# Work to be completed
Quote the entries word for word. Omit the pictures.

# Given entries
━━━━━━━━━━━━━━━━

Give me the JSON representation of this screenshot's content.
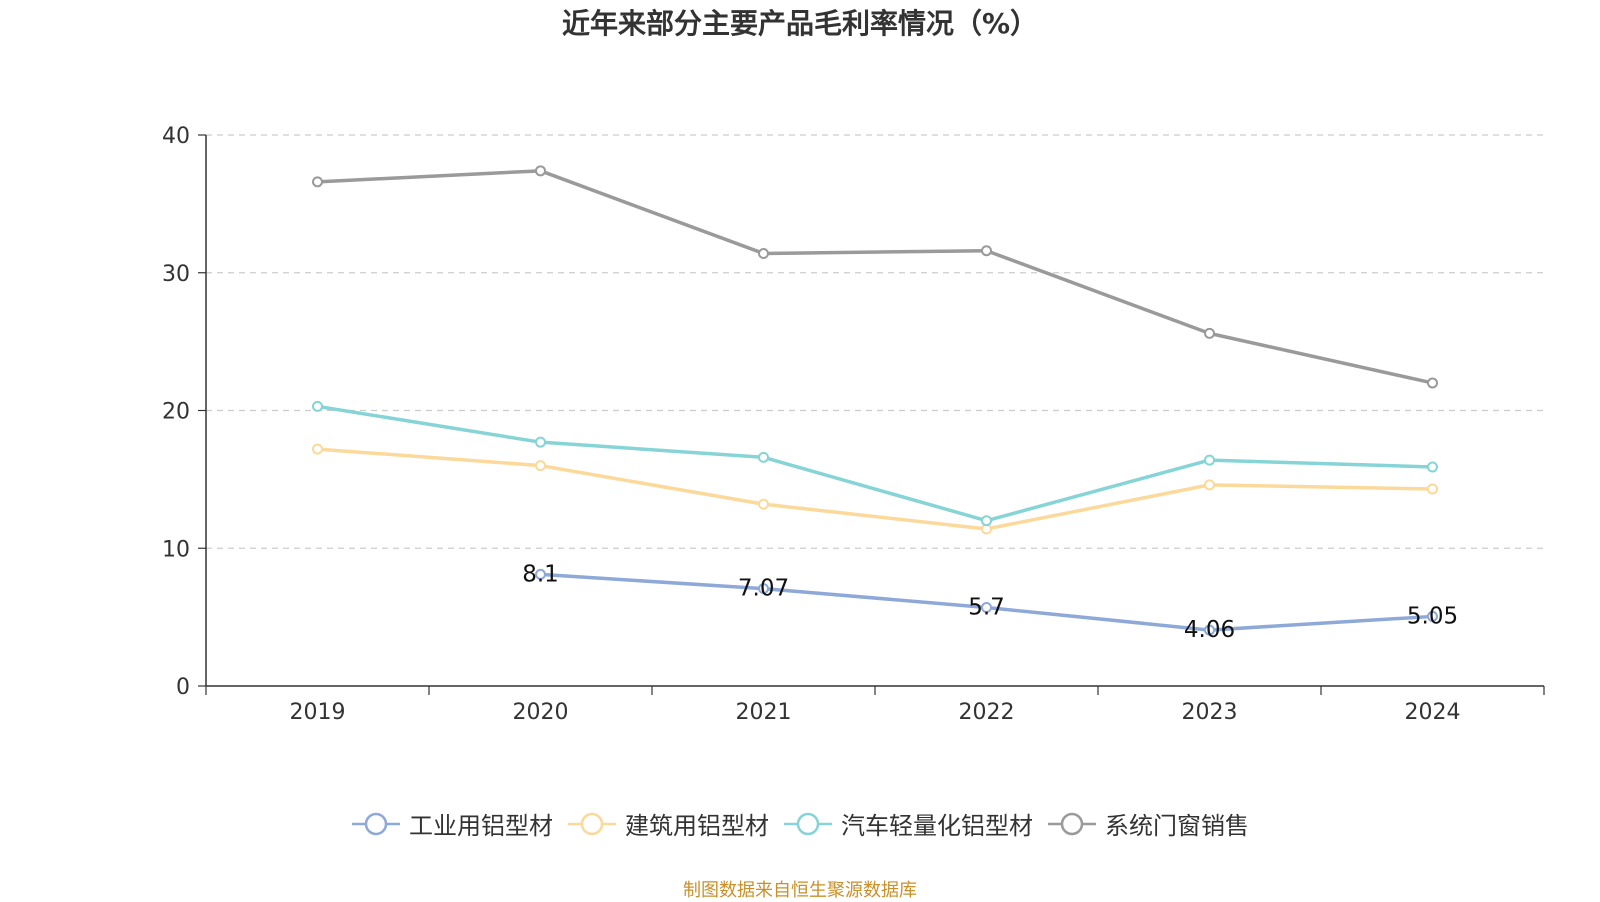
{
  "chart_data": {
    "type": "line",
    "title": "近年来部分主要产品毛利率情况（%）",
    "xlabel": "",
    "ylabel": "",
    "categories": [
      "2019",
      "2020",
      "2021",
      "2022",
      "2023",
      "2024"
    ],
    "ylim": [
      0,
      40
    ],
    "yticks": [
      "0",
      "10",
      "20",
      "30",
      "40"
    ],
    "grid": true,
    "legend_position": "bottom",
    "series": [
      {
        "name": "工业用铝型材",
        "color": "#8EA9D8",
        "values": [
          null,
          8.1,
          7.07,
          5.7,
          4.06,
          5.05
        ],
        "labels": [
          "",
          "8.1",
          "7.07",
          "5.7",
          "4.06",
          "5.05"
        ]
      },
      {
        "name": "建筑用铝型材",
        "color": "#FBD99A",
        "values": [
          17.2,
          16.0,
          13.2,
          11.4,
          14.6,
          14.3
        ],
        "labels": []
      },
      {
        "name": "汽车轻量化铝型材",
        "color": "#86D4D6",
        "values": [
          20.3,
          17.7,
          16.6,
          12.0,
          16.4,
          15.9
        ],
        "labels": []
      },
      {
        "name": "系统门窗销售",
        "color": "#9A9A9A",
        "values": [
          36.6,
          37.4,
          31.4,
          31.6,
          25.6,
          22.0
        ],
        "labels": []
      }
    ]
  },
  "source_text": "制图数据来自恒生聚源数据库",
  "source_color": "#C8902A"
}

━━━━━━━━━━━━━━━━

# Result for this task
Give me the JSON representation of this screenshot's content.
{
  "chart_data": {
    "type": "line",
    "title": "近年来部分主要产品毛利率情况（%）",
    "xlabel": "",
    "ylabel": "",
    "categories": [
      "2019",
      "2020",
      "2021",
      "2022",
      "2023",
      "2024"
    ],
    "ylim": [
      0,
      40
    ],
    "yticks": [
      "0",
      "10",
      "20",
      "30",
      "40"
    ],
    "grid": true,
    "legend_position": "bottom",
    "series": [
      {
        "name": "工业用铝型材",
        "color": "#8EA9D8",
        "values": [
          null,
          8.1,
          7.07,
          5.7,
          4.06,
          5.05
        ],
        "labels": [
          "",
          "8.1",
          "7.07",
          "5.7",
          "4.06",
          "5.05"
        ]
      },
      {
        "name": "建筑用铝型材",
        "color": "#FBD99A",
        "values": [
          17.2,
          16.0,
          13.2,
          11.4,
          14.6,
          14.3
        ],
        "labels": []
      },
      {
        "name": "汽车轻量化铝型材",
        "color": "#86D4D6",
        "values": [
          20.3,
          17.7,
          16.6,
          12.0,
          16.4,
          15.9
        ],
        "labels": []
      },
      {
        "name": "系统门窗销售",
        "color": "#9A9A9A",
        "values": [
          36.6,
          37.4,
          31.4,
          31.6,
          25.6,
          22.0
        ],
        "labels": []
      }
    ]
  },
  "source_text": "制图数据来自恒生聚源数据库",
  "source_color": "#C8902A"
}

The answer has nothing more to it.